DIRECTION: Return every entry exactly.

INPUT MATERIAL:
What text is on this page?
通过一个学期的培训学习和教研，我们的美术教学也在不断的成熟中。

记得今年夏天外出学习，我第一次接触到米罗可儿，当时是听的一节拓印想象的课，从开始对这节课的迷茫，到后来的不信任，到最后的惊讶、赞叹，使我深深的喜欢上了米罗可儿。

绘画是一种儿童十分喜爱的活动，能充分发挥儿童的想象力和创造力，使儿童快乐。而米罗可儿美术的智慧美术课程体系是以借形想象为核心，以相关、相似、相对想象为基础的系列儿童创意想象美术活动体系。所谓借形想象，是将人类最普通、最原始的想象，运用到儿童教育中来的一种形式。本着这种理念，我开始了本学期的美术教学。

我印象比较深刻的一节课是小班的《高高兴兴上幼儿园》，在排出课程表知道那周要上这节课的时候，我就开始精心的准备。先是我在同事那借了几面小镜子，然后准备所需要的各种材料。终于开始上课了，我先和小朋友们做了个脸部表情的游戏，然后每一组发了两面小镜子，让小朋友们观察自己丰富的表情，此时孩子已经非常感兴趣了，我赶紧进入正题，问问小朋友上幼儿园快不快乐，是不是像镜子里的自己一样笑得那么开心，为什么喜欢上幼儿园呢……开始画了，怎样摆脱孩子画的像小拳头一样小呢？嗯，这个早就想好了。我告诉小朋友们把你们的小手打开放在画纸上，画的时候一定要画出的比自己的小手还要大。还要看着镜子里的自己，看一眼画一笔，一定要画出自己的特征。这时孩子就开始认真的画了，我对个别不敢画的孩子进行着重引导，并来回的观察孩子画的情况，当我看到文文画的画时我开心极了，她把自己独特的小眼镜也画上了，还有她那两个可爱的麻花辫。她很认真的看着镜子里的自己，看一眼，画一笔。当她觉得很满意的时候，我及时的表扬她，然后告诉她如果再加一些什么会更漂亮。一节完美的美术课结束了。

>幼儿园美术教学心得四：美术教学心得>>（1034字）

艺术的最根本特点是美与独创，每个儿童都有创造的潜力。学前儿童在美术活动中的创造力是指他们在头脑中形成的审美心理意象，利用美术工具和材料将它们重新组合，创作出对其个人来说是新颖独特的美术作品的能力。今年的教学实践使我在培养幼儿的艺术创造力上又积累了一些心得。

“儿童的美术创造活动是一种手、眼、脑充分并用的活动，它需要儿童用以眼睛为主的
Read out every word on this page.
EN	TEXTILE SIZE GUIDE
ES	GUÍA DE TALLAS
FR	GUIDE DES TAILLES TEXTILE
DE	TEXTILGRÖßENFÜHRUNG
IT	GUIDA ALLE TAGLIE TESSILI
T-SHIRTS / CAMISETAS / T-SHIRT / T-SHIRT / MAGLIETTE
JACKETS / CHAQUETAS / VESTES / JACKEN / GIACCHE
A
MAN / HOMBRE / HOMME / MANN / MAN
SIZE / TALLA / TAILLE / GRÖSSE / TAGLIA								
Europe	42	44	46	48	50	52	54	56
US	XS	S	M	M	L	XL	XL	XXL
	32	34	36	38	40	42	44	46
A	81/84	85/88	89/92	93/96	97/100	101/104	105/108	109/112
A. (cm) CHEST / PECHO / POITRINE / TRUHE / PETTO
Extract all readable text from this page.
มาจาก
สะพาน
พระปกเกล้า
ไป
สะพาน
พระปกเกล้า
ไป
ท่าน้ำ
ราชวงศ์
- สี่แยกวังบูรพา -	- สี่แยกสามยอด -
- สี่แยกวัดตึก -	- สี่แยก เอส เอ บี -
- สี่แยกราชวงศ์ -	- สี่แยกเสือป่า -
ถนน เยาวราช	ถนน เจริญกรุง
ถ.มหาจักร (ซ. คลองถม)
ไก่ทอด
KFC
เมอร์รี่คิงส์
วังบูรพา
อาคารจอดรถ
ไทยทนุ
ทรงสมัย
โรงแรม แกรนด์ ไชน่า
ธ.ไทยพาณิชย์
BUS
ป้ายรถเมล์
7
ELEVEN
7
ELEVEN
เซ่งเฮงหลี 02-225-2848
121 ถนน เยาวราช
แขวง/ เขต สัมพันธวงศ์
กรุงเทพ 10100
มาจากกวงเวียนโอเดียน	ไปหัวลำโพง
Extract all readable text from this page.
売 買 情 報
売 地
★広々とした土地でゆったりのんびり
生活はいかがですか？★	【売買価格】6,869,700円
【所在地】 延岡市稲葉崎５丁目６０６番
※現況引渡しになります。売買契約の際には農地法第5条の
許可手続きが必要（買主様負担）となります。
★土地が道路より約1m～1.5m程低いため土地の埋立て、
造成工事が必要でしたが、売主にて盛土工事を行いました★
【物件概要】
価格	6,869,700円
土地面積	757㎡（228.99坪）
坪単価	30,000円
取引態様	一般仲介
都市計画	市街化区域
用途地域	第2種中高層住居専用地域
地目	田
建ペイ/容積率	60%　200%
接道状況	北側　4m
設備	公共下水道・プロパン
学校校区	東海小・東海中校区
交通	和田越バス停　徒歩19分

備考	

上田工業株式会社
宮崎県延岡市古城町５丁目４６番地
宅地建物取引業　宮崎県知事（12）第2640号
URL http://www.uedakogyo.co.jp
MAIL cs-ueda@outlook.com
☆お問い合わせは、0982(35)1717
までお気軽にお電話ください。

ANSWER FOR THE TASK:
What text is on this page?
通过一个学期的培训学习和教研，我们的美术教学也在不断的成熟中。

记得今年夏天外出学习，我第一次接触到米罗可儿，当时是听的一节拓印想象的课，从开始对这节课的迷茫，到后来的不信任，到最后的惊讶、赞叹，使我深深的喜欢上了米罗可儿。

绘画是一种儿童十分喜爱的活动，能充分发挥儿童的想象力和创造力，使儿童快乐。而米罗可儿美术的智慧美术课程体系是以借形想象为核心，以相关、相似、相对想象为基础的系列儿童创意想象美术活动体系。所谓借形想象，是将人类最普通、最原始的想象，运用到儿童教育中来的一种形式。本着这种理念，我开始了本学期的美术教学。

我印象比较深刻的一节课是小班的《高高兴兴上幼儿园》，在排出课程表知道那周要上这节课的时候，我就开始精心的准备。先是我在同事那借了几面小镜子，然后准备所需要的各种材料。终于开始上课了，我先和小朋友们做了个脸部表情的游戏，然后每一组发了两面小镜子，让小朋友们观察自己丰富的表情，此时孩子已经非常感兴趣了，我赶紧进入正题，问问小朋友上幼儿园快不快乐，是不是像镜子里的自己一样笑得那么开心，为什么喜欢上幼儿园呢……开始画了，怎样摆脱孩子画的像小拳头一样小呢？嗯，这个早就想好了。我告诉小朋友们把你们的小手打开放在画纸上，画的时候一定要画出的比自己的小手还要大。还要看着镜子里的自己，看一眼画一笔，一定要画出自己的特征。这时孩子就开始认真的画了，我对个别不敢画的孩子进行着重引导，并来回的观察孩子画的情况，当我看到文文画的画时我开心极了，她把自己独特的小眼镜也画上了，还有她那两个可爱的麻花辫。她很认真的看着镜子里的自己，看一眼，画一笔。当她觉得很满意的时候，我及时的表扬她，然后告诉她如果再加一些什么会更漂亮。一节完美的美术课结束了。

>幼儿园美术教学心得四：美术教学心得>>（1034字）

艺术的最根本特点是美与独创，每个儿童都有创造的潜力。学前儿童在美术活动中的创造力是指他们在头脑中形成的审美心理意象，利用美术工具和材料将它们重新组合，创作出对其个人来说是新颖独特的美术作品的能力。今年的教学实践使我在培养幼儿的艺术创造力上又积累了一些心得。

“儿童的美术创造活动是一种手、眼、脑充分并用的活动，它需要儿童用以眼睛为主的
Read out every word on this page.
EN	TEXTILE SIZE GUIDE
ES	GUÍA DE TALLAS
FR	GUIDE DES TAILLES TEXTILE
DE	TEXTILGRÖßENFÜHRUNG
IT	GUIDA ALLE TAGLIE TESSILI
T-SHIRTS / CAMISETAS / T-SHIRT / T-SHIRT / MAGLIETTE
JACKETS / CHAQUETAS / VESTES / JACKEN / GIACCHE
A
MAN / HOMBRE / HOMME / MANN / MAN
SIZE / TALLA / TAILLE / GRÖSSE / TAGLIA								
Europe	42	44	46	48	50	52	54	56
US	XS	S	M	M	L	XL	XL	XXL
	32	34	36	38	40	42	44	46
A	81/84	85/88	89/92	93/96	97/100	101/104	105/108	109/112
A. (cm) CHEST / PECHO / POITRINE / TRUHE / PETTO
Extract all readable text from this page.
มาจาก
สะพาน
พระปกเกล้า
ไป
สะพาน
พระปกเกล้า
ไป
ท่าน้ำ
ราชวงศ์
- สี่แยกวังบูรพา -	- สี่แยกสามยอด -
- สี่แยกวัดตึก -	- สี่แยก เอส เอ บี -
- สี่แยกราชวงศ์ -	- สี่แยกเสือป่า -
ถนน เยาวราช	ถนน เจริญกรุง
ถ.มหาจักร (ซ. คลองถม)
ไก่ทอด
KFC
เมอร์รี่คิงส์
วังบูรพา
อาคารจอดรถ
ไทยทนุ
ทรงสมัย
โรงแรม แกรนด์ ไชน่า
ธ.ไทยพาณิชย์
BUS
ป้ายรถเมล์
7
ELEVEN
7
ELEVEN
เซ่งเฮงหลี 02-225-2848
121 ถนน เยาวราช
แขวง/ เขต สัมพันธวงศ์
กรุงเทพ 10100
มาจากกวงเวียนโอเดียน	ไปหัวลำโพง
Extract all readable text from this page.
売 買 情 報
売 地
★広々とした土地でゆったりのんびり
生活はいかがですか？★	【売買価格】6,869,700円
【所在地】 延岡市稲葉崎５丁目６０６番
※現況引渡しになります。売買契約の際には農地法第5条の
許可手続きが必要（買主様負担）となります。
★土地が道路より約1m～1.5m程低いため土地の埋立て、
造成工事が必要でしたが、売主にて盛土工事を行いました★
【物件概要】
価格	6,869,700円
土地面積	757㎡（228.99坪）
坪単価	30,000円
取引態様	一般仲介
都市計画	市街化区域
用途地域	第2種中高層住居専用地域
地目	田
建ペイ/容積率	60%　200%
接道状況	北側　4m
設備	公共下水道・プロパン
学校校区	東海小・東海中校区
交通	和田越バス停　徒歩19分

備考	

上田工業株式会社
宮崎県延岡市古城町５丁目４６番地
宅地建物取引業　宮崎県知事（12）第2640号
URL http://www.uedakogyo.co.jp
MAIL cs-ueda@outlook.com
☆お問い合わせは、0982(35)1717
までお気軽にお電話ください。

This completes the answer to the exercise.